### Cleaning using PySpark - Working in Progress
#### Tiancheng Zhang

In [81]:
# This is a data cleaning script without "import pandas as pd"!

In [119]:
import pyspark
from pyspark.sql import *
from pyspark.sql import SparkSession
import pyspark.sql.types
from pyspark.sql.types import *
import pyspark.sql.functions as F
from pyspark.sql.functions import isnan, when, count, col

from datetime import datetime as Date
from pyspark.sql.dataframe import DataFrame

In [110]:
#Create a SparkSession
#.master('local[*]') specifies to use all cores on local machine
spark = SparkSession.builder \
                    .master('local[*]') \
                    .config("spark-master", "local") \
                    .appName('INSY695') \
                    .getOrCreate()

ACTIVITY 1 =
In the PySpark cleaning notebook, what app name is set when the SparkSession is built?
ACTIVITY 2 =
Carry on the PySpark cleaning notebook from the point where it stops.
The records that come next are taken from a separate source and are unrelated to the PySpark cleaning notebook.

[Bounding box prediction data]

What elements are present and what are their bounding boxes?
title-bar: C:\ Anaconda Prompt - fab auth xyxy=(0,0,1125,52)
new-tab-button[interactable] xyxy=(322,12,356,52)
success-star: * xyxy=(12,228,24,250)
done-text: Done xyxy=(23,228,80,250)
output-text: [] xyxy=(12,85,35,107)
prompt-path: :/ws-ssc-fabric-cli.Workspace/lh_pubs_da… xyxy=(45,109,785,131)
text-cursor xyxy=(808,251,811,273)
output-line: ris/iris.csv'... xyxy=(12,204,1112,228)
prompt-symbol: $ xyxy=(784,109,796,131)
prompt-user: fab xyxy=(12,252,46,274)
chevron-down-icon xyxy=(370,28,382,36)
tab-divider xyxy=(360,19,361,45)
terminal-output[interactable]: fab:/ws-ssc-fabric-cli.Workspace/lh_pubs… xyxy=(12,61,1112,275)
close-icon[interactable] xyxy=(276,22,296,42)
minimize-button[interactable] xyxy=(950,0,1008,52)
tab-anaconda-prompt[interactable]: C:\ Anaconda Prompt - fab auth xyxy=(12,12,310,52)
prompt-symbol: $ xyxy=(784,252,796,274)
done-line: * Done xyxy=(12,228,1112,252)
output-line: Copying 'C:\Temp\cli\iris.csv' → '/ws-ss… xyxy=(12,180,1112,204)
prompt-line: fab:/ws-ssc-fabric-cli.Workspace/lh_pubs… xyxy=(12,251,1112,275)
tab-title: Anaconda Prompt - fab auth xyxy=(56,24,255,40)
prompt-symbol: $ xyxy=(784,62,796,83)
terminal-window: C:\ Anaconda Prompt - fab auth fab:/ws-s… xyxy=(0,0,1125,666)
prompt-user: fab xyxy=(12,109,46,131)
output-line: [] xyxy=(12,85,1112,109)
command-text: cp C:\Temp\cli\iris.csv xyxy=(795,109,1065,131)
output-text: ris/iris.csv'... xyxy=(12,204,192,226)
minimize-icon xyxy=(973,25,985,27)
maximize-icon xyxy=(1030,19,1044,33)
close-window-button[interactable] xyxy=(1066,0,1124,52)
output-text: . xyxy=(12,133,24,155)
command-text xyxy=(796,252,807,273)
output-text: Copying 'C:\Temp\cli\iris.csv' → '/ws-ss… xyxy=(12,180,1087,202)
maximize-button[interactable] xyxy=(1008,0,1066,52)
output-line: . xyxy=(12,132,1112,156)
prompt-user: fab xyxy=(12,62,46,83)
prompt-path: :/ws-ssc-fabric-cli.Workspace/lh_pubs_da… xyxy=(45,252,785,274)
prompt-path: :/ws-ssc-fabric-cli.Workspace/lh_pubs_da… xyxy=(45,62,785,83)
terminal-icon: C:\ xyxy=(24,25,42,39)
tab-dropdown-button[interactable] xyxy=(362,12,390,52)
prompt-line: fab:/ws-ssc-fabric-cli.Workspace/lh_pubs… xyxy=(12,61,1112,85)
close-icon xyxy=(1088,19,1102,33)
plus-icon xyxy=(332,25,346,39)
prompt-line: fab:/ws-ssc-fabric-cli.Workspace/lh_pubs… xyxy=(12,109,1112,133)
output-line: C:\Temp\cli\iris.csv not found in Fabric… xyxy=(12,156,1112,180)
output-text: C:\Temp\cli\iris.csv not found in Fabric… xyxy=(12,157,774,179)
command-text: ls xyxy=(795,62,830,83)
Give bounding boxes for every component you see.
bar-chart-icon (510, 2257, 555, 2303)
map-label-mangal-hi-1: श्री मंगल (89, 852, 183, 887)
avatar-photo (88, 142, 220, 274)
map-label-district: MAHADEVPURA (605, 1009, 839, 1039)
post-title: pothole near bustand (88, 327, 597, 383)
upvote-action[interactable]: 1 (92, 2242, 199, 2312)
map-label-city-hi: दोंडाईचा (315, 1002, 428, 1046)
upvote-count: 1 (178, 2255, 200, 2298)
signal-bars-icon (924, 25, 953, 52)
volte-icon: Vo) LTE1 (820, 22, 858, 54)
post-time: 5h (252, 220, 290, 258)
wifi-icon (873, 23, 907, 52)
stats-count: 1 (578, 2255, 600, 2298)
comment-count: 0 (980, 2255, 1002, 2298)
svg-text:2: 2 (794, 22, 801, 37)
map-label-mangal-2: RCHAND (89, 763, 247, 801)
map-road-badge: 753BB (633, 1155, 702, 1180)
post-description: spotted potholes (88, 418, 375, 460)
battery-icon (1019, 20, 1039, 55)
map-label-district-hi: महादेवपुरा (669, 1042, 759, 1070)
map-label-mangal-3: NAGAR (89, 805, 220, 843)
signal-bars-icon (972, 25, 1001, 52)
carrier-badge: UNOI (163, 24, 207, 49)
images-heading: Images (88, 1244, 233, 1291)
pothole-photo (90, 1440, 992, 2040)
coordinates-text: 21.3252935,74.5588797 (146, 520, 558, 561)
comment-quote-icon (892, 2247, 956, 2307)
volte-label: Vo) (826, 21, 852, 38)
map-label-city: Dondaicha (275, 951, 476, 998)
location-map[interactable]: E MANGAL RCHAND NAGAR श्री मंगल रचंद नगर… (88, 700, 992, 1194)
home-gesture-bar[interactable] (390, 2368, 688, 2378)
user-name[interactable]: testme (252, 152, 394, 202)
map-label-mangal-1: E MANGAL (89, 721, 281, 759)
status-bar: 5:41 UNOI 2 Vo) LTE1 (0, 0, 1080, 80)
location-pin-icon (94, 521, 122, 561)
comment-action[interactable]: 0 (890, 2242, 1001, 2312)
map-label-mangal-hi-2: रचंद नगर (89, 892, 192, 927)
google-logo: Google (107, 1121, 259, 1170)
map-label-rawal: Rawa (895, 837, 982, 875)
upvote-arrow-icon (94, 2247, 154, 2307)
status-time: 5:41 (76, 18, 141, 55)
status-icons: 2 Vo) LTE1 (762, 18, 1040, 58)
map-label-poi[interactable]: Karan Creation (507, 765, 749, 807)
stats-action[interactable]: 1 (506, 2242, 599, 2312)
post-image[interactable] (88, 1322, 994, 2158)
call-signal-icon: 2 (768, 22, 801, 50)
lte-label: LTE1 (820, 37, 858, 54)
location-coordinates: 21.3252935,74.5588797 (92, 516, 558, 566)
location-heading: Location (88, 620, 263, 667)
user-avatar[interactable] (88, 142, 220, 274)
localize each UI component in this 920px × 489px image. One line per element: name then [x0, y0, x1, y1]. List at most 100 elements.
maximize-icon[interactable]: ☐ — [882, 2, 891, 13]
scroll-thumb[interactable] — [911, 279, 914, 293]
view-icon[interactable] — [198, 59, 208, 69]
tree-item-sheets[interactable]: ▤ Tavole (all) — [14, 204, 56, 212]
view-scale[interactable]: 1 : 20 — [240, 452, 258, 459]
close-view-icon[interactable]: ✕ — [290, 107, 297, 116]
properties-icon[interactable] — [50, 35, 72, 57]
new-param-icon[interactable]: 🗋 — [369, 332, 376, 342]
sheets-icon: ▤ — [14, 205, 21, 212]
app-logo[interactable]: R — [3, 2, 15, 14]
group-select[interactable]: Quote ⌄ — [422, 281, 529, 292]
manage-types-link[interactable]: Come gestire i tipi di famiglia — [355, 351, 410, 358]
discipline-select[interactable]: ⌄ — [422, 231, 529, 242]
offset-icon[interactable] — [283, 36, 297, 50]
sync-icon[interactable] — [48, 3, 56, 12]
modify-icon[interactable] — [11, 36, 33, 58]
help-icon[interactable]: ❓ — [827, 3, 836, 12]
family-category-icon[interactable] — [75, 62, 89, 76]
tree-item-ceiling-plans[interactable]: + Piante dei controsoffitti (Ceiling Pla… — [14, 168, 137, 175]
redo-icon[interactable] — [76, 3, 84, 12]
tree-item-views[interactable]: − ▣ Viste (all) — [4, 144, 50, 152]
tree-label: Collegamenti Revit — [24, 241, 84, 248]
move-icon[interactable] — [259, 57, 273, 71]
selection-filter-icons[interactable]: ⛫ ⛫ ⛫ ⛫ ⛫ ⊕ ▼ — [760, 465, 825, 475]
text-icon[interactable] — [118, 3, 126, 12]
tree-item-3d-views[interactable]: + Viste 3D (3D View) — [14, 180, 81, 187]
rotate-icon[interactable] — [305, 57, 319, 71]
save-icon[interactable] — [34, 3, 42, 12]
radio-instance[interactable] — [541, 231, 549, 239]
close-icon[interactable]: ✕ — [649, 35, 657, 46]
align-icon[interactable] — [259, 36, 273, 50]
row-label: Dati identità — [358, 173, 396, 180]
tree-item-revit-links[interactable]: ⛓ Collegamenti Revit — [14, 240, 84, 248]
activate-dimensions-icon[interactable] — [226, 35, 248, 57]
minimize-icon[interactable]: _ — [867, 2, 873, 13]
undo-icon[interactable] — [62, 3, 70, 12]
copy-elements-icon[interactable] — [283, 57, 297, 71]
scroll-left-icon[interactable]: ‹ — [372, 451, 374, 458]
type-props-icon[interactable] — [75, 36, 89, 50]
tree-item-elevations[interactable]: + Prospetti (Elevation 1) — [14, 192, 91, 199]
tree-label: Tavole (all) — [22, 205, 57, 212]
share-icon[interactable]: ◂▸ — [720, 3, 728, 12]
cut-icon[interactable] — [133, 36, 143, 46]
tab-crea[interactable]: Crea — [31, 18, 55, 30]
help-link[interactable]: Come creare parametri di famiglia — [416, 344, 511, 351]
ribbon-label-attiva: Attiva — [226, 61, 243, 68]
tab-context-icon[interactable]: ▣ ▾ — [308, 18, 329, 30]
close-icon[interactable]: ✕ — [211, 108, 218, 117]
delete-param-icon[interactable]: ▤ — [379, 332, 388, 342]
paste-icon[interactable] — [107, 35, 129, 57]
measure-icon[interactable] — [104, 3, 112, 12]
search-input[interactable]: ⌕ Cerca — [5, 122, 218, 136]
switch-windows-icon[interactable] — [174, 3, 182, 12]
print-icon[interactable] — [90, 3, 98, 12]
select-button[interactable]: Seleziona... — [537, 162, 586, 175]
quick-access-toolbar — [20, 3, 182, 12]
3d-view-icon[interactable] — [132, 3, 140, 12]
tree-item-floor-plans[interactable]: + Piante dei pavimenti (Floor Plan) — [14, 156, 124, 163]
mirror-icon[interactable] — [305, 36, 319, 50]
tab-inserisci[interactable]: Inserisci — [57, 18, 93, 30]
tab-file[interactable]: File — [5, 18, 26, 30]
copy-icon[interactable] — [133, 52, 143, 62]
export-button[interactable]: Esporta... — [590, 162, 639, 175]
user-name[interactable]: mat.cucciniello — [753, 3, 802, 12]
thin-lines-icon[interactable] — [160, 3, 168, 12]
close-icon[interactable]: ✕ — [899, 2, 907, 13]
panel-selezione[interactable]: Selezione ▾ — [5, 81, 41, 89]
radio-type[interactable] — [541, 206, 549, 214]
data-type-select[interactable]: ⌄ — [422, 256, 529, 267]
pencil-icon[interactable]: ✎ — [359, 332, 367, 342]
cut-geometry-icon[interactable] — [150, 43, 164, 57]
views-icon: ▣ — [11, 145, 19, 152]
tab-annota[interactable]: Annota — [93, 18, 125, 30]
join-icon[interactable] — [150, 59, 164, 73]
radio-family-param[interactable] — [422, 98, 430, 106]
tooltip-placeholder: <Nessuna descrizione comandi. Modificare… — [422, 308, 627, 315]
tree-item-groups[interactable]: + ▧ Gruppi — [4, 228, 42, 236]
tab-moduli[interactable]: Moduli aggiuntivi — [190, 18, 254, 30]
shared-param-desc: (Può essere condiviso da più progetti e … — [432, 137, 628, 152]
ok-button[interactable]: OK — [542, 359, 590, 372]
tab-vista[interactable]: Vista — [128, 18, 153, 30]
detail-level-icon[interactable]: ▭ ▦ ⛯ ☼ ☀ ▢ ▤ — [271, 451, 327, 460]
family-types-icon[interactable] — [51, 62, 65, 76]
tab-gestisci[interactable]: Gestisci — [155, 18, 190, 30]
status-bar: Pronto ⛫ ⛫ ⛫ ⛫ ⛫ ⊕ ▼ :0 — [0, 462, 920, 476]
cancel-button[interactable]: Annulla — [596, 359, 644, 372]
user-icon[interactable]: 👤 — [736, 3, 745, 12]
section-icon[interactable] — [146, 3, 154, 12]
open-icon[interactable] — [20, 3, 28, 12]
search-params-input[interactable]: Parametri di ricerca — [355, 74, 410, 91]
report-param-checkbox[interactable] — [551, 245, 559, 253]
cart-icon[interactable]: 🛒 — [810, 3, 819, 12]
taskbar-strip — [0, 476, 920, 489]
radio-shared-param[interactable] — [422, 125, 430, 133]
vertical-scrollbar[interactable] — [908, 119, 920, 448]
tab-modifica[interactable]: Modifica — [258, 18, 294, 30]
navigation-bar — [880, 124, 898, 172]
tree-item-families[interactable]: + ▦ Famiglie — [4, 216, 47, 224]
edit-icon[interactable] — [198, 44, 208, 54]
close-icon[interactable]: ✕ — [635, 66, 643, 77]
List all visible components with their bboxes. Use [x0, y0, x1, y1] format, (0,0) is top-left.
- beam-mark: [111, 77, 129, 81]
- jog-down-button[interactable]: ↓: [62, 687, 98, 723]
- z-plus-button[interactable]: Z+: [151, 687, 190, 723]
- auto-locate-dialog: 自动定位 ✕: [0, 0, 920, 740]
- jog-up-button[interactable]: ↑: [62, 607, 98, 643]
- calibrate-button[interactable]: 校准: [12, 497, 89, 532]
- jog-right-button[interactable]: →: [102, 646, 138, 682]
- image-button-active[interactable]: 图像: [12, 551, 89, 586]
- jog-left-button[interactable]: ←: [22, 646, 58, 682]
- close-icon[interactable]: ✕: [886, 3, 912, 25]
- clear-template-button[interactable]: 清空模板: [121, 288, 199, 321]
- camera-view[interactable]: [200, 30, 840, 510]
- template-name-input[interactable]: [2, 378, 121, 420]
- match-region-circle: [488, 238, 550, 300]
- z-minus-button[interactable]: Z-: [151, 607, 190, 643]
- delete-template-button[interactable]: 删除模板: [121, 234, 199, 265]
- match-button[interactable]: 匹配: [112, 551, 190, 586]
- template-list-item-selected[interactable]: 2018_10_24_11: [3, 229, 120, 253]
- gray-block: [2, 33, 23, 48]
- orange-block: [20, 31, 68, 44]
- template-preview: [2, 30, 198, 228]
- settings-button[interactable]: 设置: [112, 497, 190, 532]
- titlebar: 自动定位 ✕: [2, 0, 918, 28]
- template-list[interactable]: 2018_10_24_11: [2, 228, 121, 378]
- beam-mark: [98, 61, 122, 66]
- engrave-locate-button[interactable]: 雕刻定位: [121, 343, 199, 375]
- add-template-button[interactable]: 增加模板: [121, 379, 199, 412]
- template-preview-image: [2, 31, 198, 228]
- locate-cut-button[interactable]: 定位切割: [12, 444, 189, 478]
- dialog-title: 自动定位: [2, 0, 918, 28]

EXPECTED ANSWER 1 =
INSY695

EXPECTED ANSWER 2 =
In [158]:
#we specify the schema before loading the data, in this case it doesn't need to
#detect the data type which makes the loading faster

#Note that we load the date and time as strings and transform them
#back to date and time once we dealt with the NUlls
#since isnan() and col().isNull() doesn't seem to work with date
bpd_schema = StructType([
    # Define the name field
    StructField('CrimeDate', StringType(), True), # Add the CrimeDate field
    StructField('CrimeTime', StringType(), False), # Add the CrimeTime field
    StructField('CrimeCode', StringType(), False), # Add the CrimeCode field
    StructField('Location', StringType(), False), # Add the Location field
    StructField('Description', StringType(), False), # Add the Description field
    StructField('Inside/Outside', StringType(), False), # Add the Inside/Outside field
    StructField('Weapon', StringType(), False), # Add the Weapon field
    StructField('Post', FloatType(), False), # Add the Post field
    StructField('District', StringType(), False), # Add the District field
    StructField('Neighborhood', StringType(), False), # Add the Neighborhood field
    StructField('Longitude', FloatType(), False), # Add the Longitude field
    StructField('Latitude', FloatType(), False), # Add the Latitude field
    StructField('Location 1', StringType(), False), # Add the Location 1 field
    StructField('Premise', StringType(), False), # Add the Premise field
    StructField('Total Incidents', IntegerType(), False) # Add the Total Incidents field
])

In [200]:
bpd_df = spark.read.csv('./DATA/BPD_CRIME_DATA.csv', header=True, dateFormat="dd/MM/yyyy", schema=bpd_schema)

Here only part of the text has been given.